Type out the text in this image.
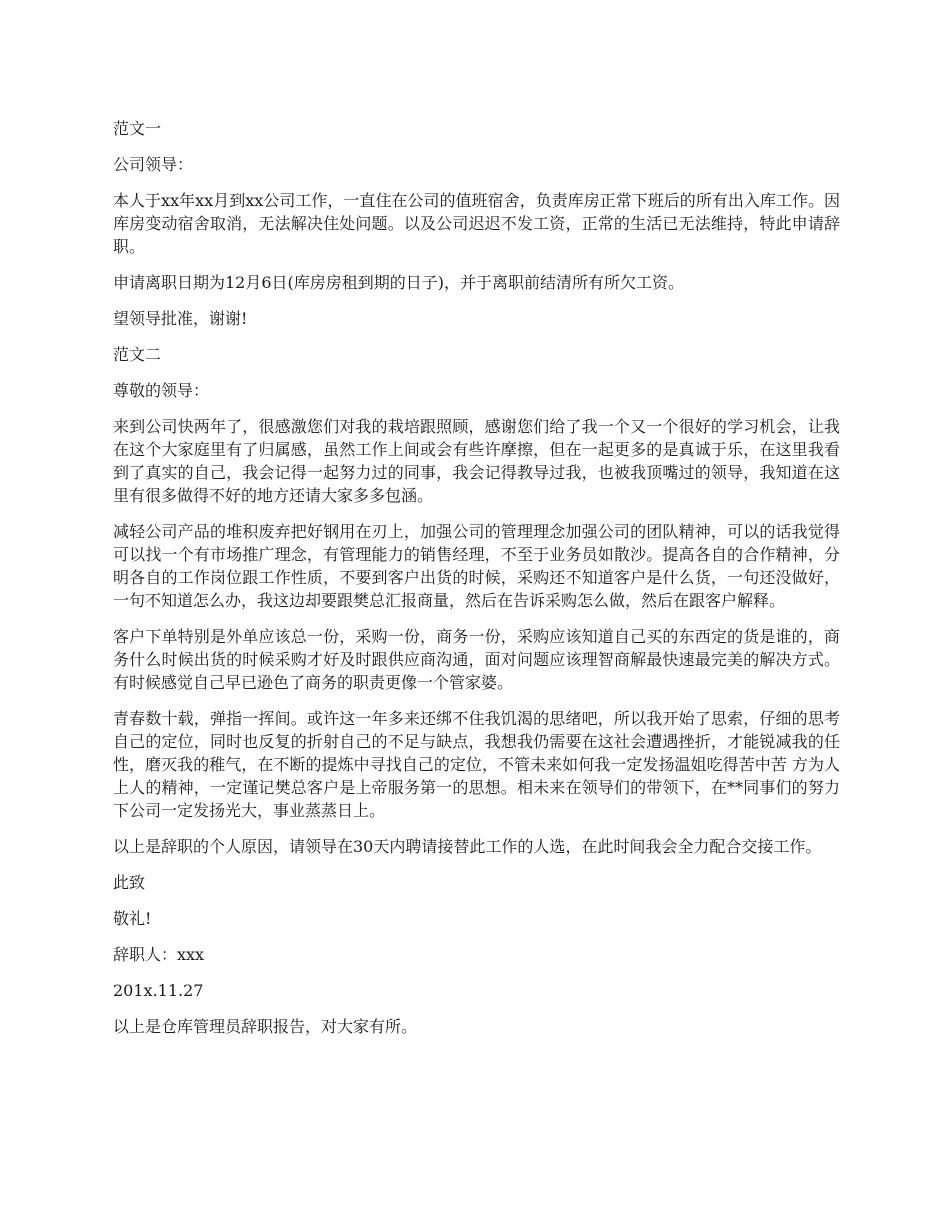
范文一

公司领导：

本人于xx年xx月到xx公司工作，一直住在公司的值班宿舍，负责库房正常下班后的所有出入库工作。因库房变动宿舍取消，无法解决住处问题。以及公司迟迟不发工资，正常的生活已无法维持，特此申请辞职。

申请离职日期为12月6日(库房房租到期的日子)，并于离职前结清所有所欠工资。

望领导批准，谢谢!

范文二

尊敬的领导：

来到公司快两年了，很感激您们对我的栽培跟照顾，感谢您们给了我一个又一个很好的学习机会，让我在这个大家庭里有了归属感，虽然工作上间或会有些许摩擦，但在一起更多的是真诚于乐，在这里我看到了真实的自己，我会记得一起努力过的同事，我会记得教导过我，也被我顶嘴过的领导，我知道在这里有很多做得不好的地方还请大家多多包涵。

减轻公司产品的堆积废弃把好钢用在刃上，加强公司的管理理念加强公司的团队精神，可以的话我觉得可以找一个有市场推广理念，有管理能力的销售经理，不至于业务员如散沙。提高各自的合作精神，分明各自的工作岗位跟工作性质，不要到客户出货的时候，采购还不知道客户是什么货，一句还没做好，一句不知道怎么办，我这边却要跟樊总汇报商量，然后在告诉采购怎么做，然后在跟客户解释。

客户下单特别是外单应该总一份，采购一份，商务一份，采购应该知道自己买的东西定的货是谁的，商务什么时候出货的时候采购才好及时跟供应商沟通，面对问题应该理智商解最快速最完美的解决方式。有时候感觉自己早已逊色了商务的职责更像一个管家婆。

青春数十载，弹指一挥间。或许这一年多来还绑不住我饥渴的思绪吧，所以我开始了思索，仔细的思考自己的定位，同时也反复的折射自己的不足与缺点，我想我仍需要在这社会遭遇挫折，才能锐减我的任性，磨灭我的稚气，在不断的提炼中寻找自己的定位，不管未来如何我一定发扬温姐吃得苦中苦 方为人上人的精神，一定谨记樊总客户是上帝服务第一的思想。相未来在领导们的带领下，在**同事们的努力下公司一定发扬光大，事业蒸蒸日上。

以上是辞职的个人原因，请领导在30天内聘请接替此工作的人选，在此时间我会全力配合交接工作。

此致

敬礼!

辞职人：xxx

201x.11.27

以上是仓库管理员辞职报告，对大家有所。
....................
▶ **Job**: From the listing, extract all text exactly as given and drop any picture.

▶ **Solution**:
Type out the text in this image.
范文一

公司领导：

本人于xx年xx月到xx公司工作，一直住在公司的值班宿舍，负责库房正常下班后的所有出入库工作。因库房变动宿舍取消，无法解决住处问题。以及公司迟迟不发工资，正常的生活已无法维持，特此申请辞职。

申请离职日期为12月6日(库房房租到期的日子)，并于离职前结清所有所欠工资。

望领导批准，谢谢!

范文二

尊敬的领导：

来到公司快两年了，很感激您们对我的栽培跟照顾，感谢您们给了我一个又一个很好的学习机会，让我在这个大家庭里有了归属感，虽然工作上间或会有些许摩擦，但在一起更多的是真诚于乐，在这里我看到了真实的自己，我会记得一起努力过的同事，我会记得教导过我，也被我顶嘴过的领导，我知道在这里有很多做得不好的地方还请大家多多包涵。

减轻公司产品的堆积废弃把好钢用在刃上，加强公司的管理理念加强公司的团队精神，可以的话我觉得可以找一个有市场推广理念，有管理能力的销售经理，不至于业务员如散沙。提高各自的合作精神，分明各自的工作岗位跟工作性质，不要到客户出货的时候，采购还不知道客户是什么货，一句还没做好，一句不知道怎么办，我这边却要跟樊总汇报商量，然后在告诉采购怎么做，然后在跟客户解释。

客户下单特别是外单应该总一份，采购一份，商务一份，采购应该知道自己买的东西定的货是谁的，商务什么时候出货的时候采购才好及时跟供应商沟通，面对问题应该理智商解最快速最完美的解决方式。有时候感觉自己早已逊色了商务的职责更像一个管家婆。

青春数十载，弹指一挥间。或许这一年多来还绑不住我饥渴的思绪吧，所以我开始了思索，仔细的思考自己的定位，同时也反复的折射自己的不足与缺点，我想我仍需要在这社会遭遇挫折，才能锐减我的任性，磨灭我的稚气，在不断的提炼中寻找自己的定位，不管未来如何我一定发扬温姐吃得苦中苦 方为人上人的精神，一定谨记樊总客户是上帝服务第一的思想。相未来在领导们的带领下，在**同事们的努力下公司一定发扬光大，事业蒸蒸日上。

以上是辞职的个人原因，请领导在30天内聘请接替此工作的人选，在此时间我会全力配合交接工作。

此致

敬礼!

辞职人：xxx

201x.11.27

以上是仓库管理员辞职报告，对大家有所。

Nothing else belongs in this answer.